*** DATA EXTRACT ***

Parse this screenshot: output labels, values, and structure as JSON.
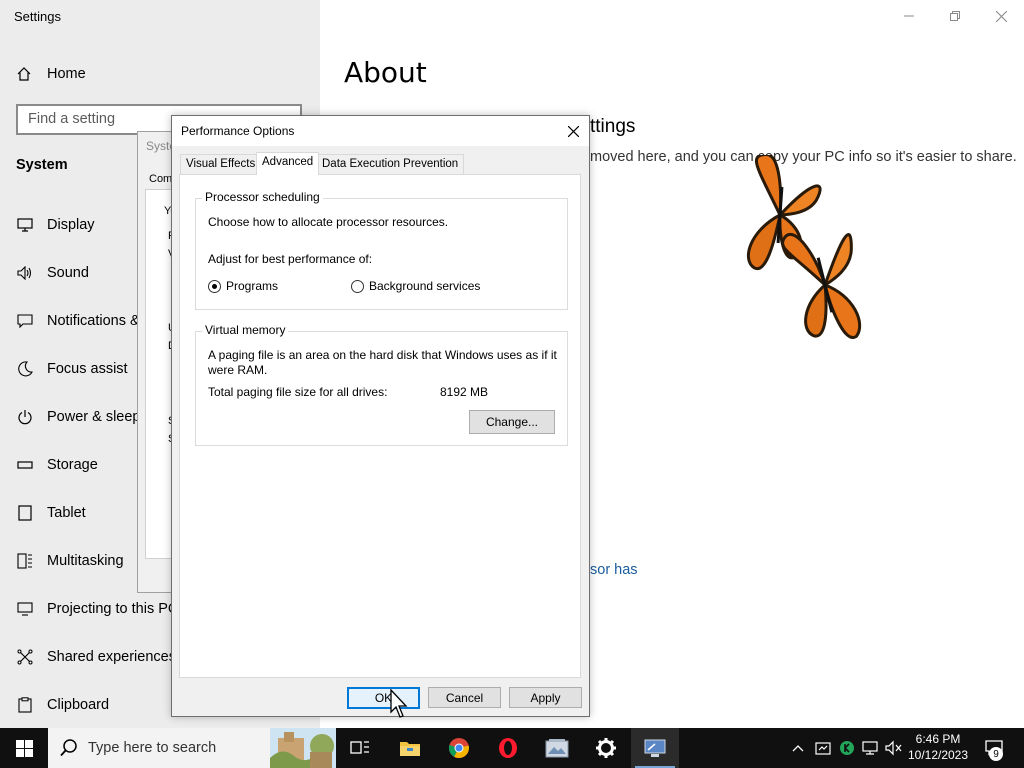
{
  "settings": {
    "window_title": "Settings",
    "home_label": "Home",
    "search_placeholder": "Find a setting",
    "section_label": "System",
    "nav_items": [
      {
        "label": "Display",
        "icon": "display-icon"
      },
      {
        "label": "Sound",
        "icon": "speaker-icon"
      },
      {
        "label": "Notifications &",
        "icon": "notification-icon"
      },
      {
        "label": "Focus assist",
        "icon": "moon-icon"
      },
      {
        "label": "Power & sleep",
        "icon": "power-icon"
      },
      {
        "label": "Storage",
        "icon": "storage-icon"
      },
      {
        "label": "Tablet",
        "icon": "tablet-icon"
      },
      {
        "label": "Multitasking",
        "icon": "multitasking-icon"
      },
      {
        "label": "Projecting to this PC",
        "icon": "projecting-icon"
      },
      {
        "label": "Shared experiences",
        "icon": "shared-icon"
      },
      {
        "label": "Clipboard",
        "icon": "clipboard-icon"
      }
    ],
    "page_title": "About",
    "related_heading": "ttings",
    "related_text": "moved here, and you can copy your PC info so it's easier to share.",
    "link_fragment": "sor has"
  },
  "system_properties": {
    "title": "Syste",
    "tab": "Com",
    "frag_1": "Yo",
    "frag_2": "F",
    "frag_3": "V",
    "frag_4": "U",
    "frag_5": "D",
    "frag_6": "S",
    "frag_7": "S"
  },
  "performance_options": {
    "title": "Performance Options",
    "tabs": [
      "Visual Effects",
      "Advanced",
      "Data Execution Prevention"
    ],
    "active_tab": "Advanced",
    "processor_group": {
      "title": "Processor scheduling",
      "description": "Choose how to allocate processor resources.",
      "adjust_label": "Adjust for best performance of:",
      "options": [
        {
          "label": "Programs",
          "checked": true
        },
        {
          "label": "Background services",
          "checked": false
        }
      ]
    },
    "virtual_memory_group": {
      "title": "Virtual memory",
      "description_line1": "A paging file is an area on the hard disk that Windows uses as if it",
      "description_line2": "were RAM.",
      "total_label": "Total paging file size for all drives:",
      "total_value": "8192 MB",
      "change_button": "Change..."
    },
    "buttons": {
      "ok": "OK",
      "cancel": "Cancel",
      "apply": "Apply"
    }
  },
  "taskbar": {
    "search_placeholder": "Type here to search",
    "time": "6:46 PM",
    "date": "10/12/2023",
    "notification_count": "9"
  },
  "colors": {
    "accent": "#0078d7",
    "link": "#1a5d9e",
    "taskbar": "#101010",
    "sidebar": "#ececec"
  }
}
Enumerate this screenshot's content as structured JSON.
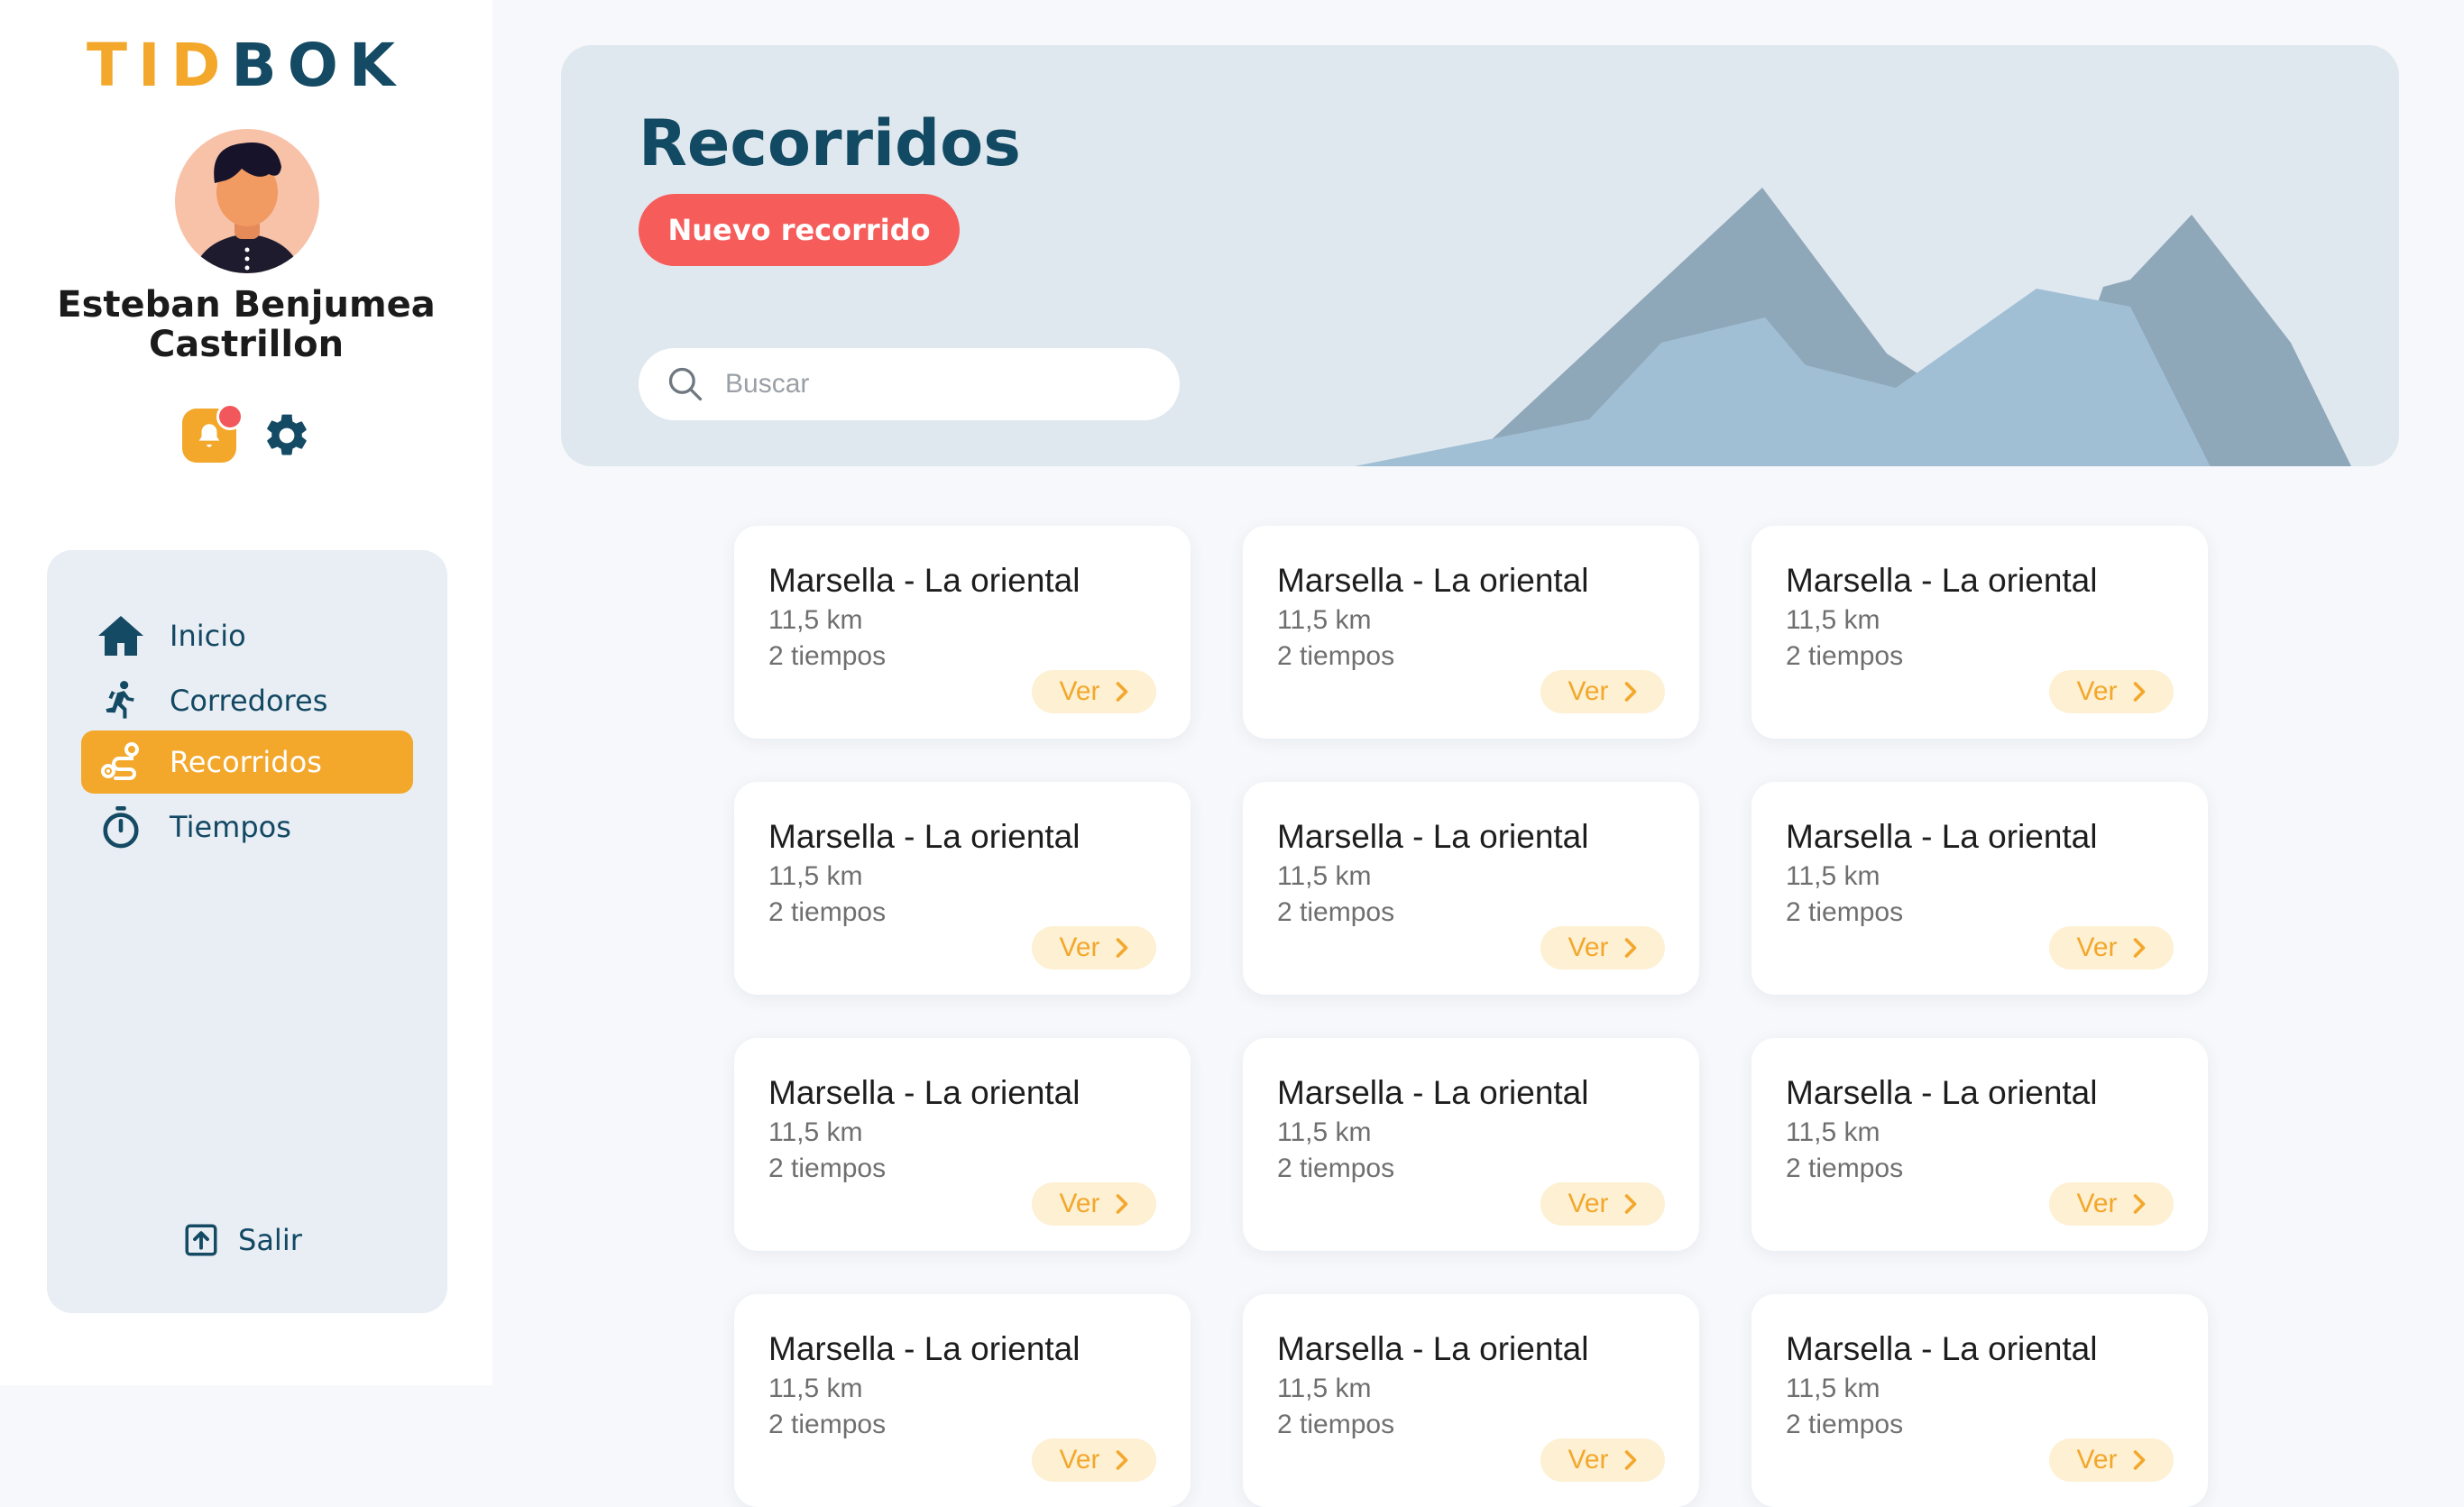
{
  "app": {
    "logo_part1": "TID",
    "logo_part2": "BOK"
  },
  "user": {
    "name_line1": "Esteban Benjumea",
    "name_line2": "Castrillon"
  },
  "icons": {
    "notification": "bell-icon",
    "settings": "gear-icon",
    "search": "search-icon",
    "logout": "logout-icon"
  },
  "nav": {
    "items": [
      {
        "label": "Inicio",
        "icon": "home-icon"
      },
      {
        "label": "Corredores",
        "icon": "runner-icon"
      },
      {
        "label": "Recorridos",
        "icon": "route-icon",
        "active": true
      },
      {
        "label": "Tiempos",
        "icon": "stopwatch-icon"
      }
    ],
    "logout_label": "Salir"
  },
  "header": {
    "title": "Recorridos",
    "new_button": "Nuevo recorrido",
    "search_placeholder": "Buscar",
    "search_value": ""
  },
  "cards": [
    {
      "title": "Marsella - La oriental",
      "distance": "11,5 km",
      "times": "2 tiempos",
      "action": "Ver"
    },
    {
      "title": "Marsella - La oriental",
      "distance": "11,5 km",
      "times": "2 tiempos",
      "action": "Ver"
    },
    {
      "title": "Marsella - La oriental",
      "distance": "11,5 km",
      "times": "2 tiempos",
      "action": "Ver"
    },
    {
      "title": "Marsella - La oriental",
      "distance": "11,5 km",
      "times": "2 tiempos",
      "action": "Ver"
    },
    {
      "title": "Marsella - La oriental",
      "distance": "11,5 km",
      "times": "2 tiempos",
      "action": "Ver"
    },
    {
      "title": "Marsella - La oriental",
      "distance": "11,5 km",
      "times": "2 tiempos",
      "action": "Ver"
    },
    {
      "title": "Marsella - La oriental",
      "distance": "11,5 km",
      "times": "2 tiempos",
      "action": "Ver"
    },
    {
      "title": "Marsella - La oriental",
      "distance": "11,5 km",
      "times": "2 tiempos",
      "action": "Ver"
    },
    {
      "title": "Marsella - La oriental",
      "distance": "11,5 km",
      "times": "2 tiempos",
      "action": "Ver"
    },
    {
      "title": "Marsella - La oriental",
      "distance": "11,5 km",
      "times": "2 tiempos",
      "action": "Ver"
    },
    {
      "title": "Marsella - La oriental",
      "distance": "11,5 km",
      "times": "2 tiempos",
      "action": "Ver"
    },
    {
      "title": "Marsella - La oriental",
      "distance": "11,5 km",
      "times": "2 tiempos",
      "action": "Ver"
    }
  ],
  "colors": {
    "brand_orange": "#f3a72b",
    "brand_navy": "#134a63",
    "accent_red": "#f65c5a",
    "panel_bg": "#e8eef4"
  }
}
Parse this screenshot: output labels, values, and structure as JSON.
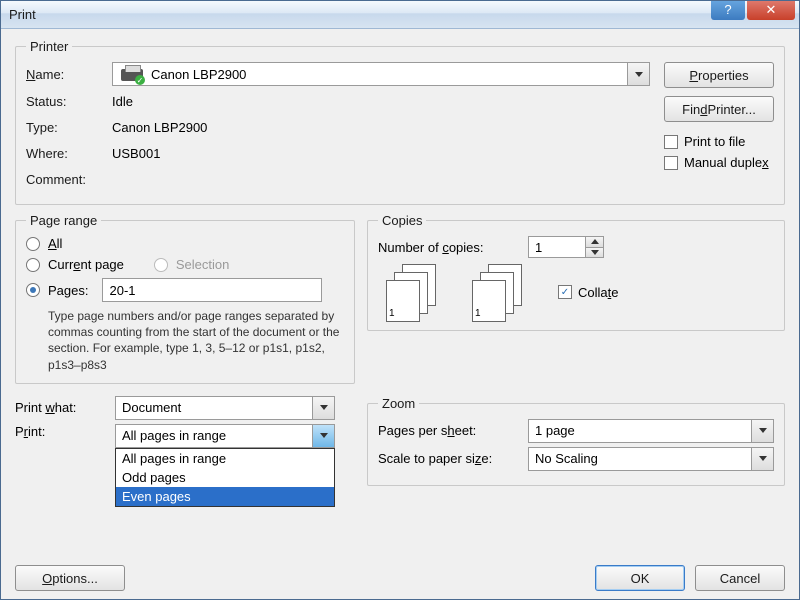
{
  "title": "Print",
  "printer": {
    "legend": "Printer",
    "name_label": "Name:",
    "name_value": "Canon LBP2900",
    "status_label": "Status:",
    "status_value": "Idle",
    "type_label": "Type:",
    "type_value": "Canon LBP2900",
    "where_label": "Where:",
    "where_value": "USB001",
    "comment_label": "Comment:",
    "properties_btn": "Properties",
    "find_printer_btn": "Find Printer...",
    "print_to_file": "Print to file",
    "manual_duplex": "Manual duplex"
  },
  "page_range": {
    "legend": "Page range",
    "all": "All",
    "current": "Current page",
    "selection": "Selection",
    "pages_label": "Pages:",
    "pages_value": "20-1",
    "hint": "Type page numbers and/or page ranges separated by commas counting from the start of the document or the section. For example, type 1, 3, 5–12 or p1s1, p1s2, p1s3–p8s3"
  },
  "copies": {
    "legend": "Copies",
    "num_label": "Number of copies:",
    "num_value": "1",
    "collate": "Collate"
  },
  "print_what_label": "Print what:",
  "print_what_value": "Document",
  "print_label": "Print:",
  "print_value": "All pages in range",
  "print_options": {
    "o0": "All pages in range",
    "o1": "Odd pages",
    "o2": "Even pages"
  },
  "zoom": {
    "legend": "Zoom",
    "pps_label": "Pages per sheet:",
    "pps_value": "1 page",
    "scale_label": "Scale to paper size:",
    "scale_value": "No Scaling"
  },
  "buttons": {
    "options": "Options...",
    "ok": "OK",
    "cancel": "Cancel"
  }
}
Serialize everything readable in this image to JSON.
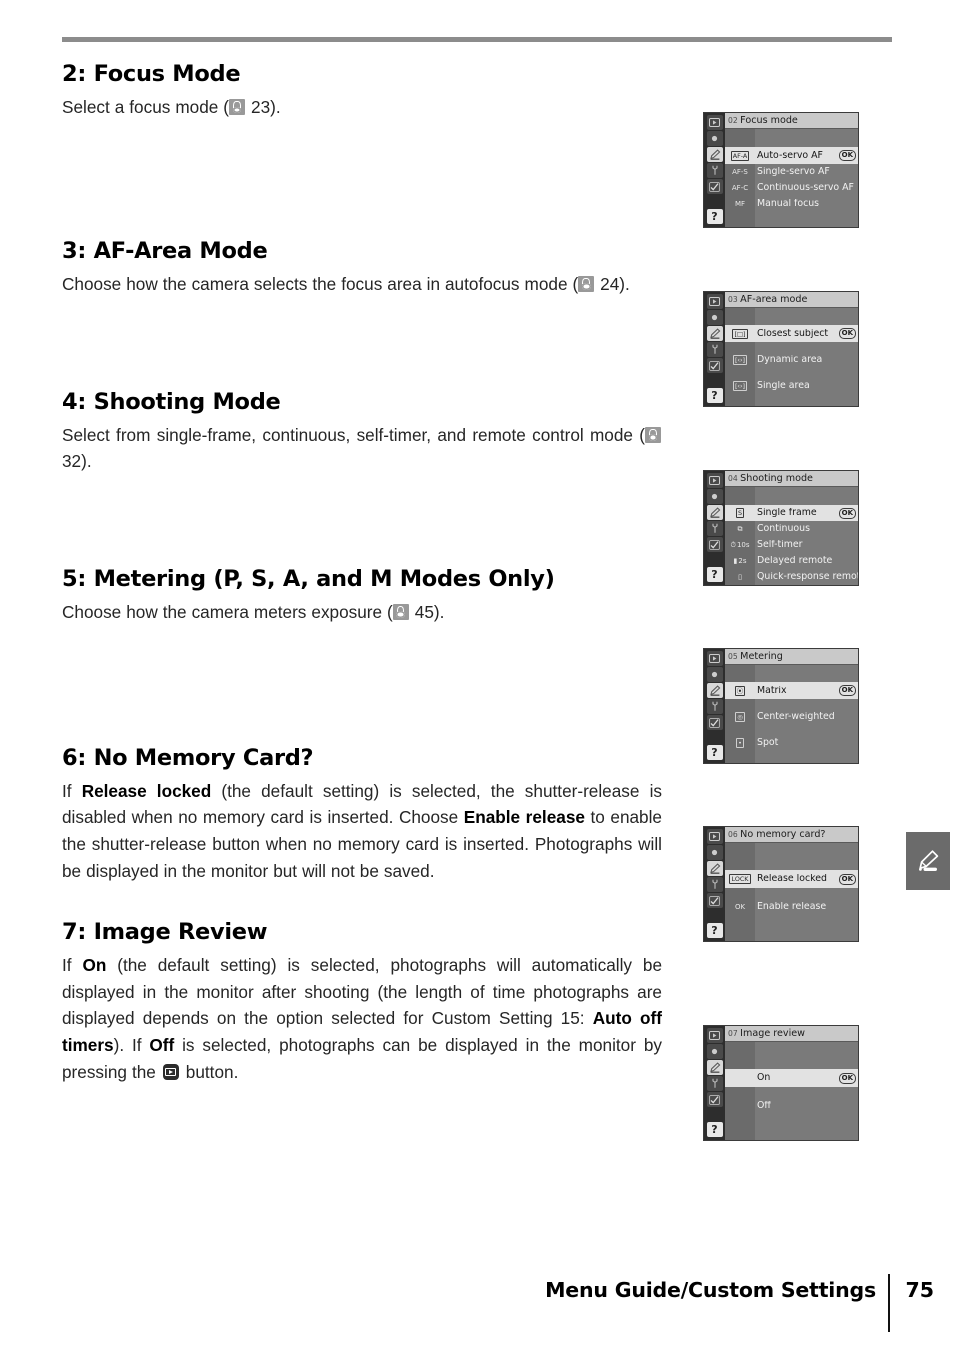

***

EXERCISE BRIEF:
Gather all the lines that include the word "Find" and copy them out.

WRITTEN SOLUTION:
    "search_placeholder": "Find a setting",
    "find_printer_btn": "Find Printer...",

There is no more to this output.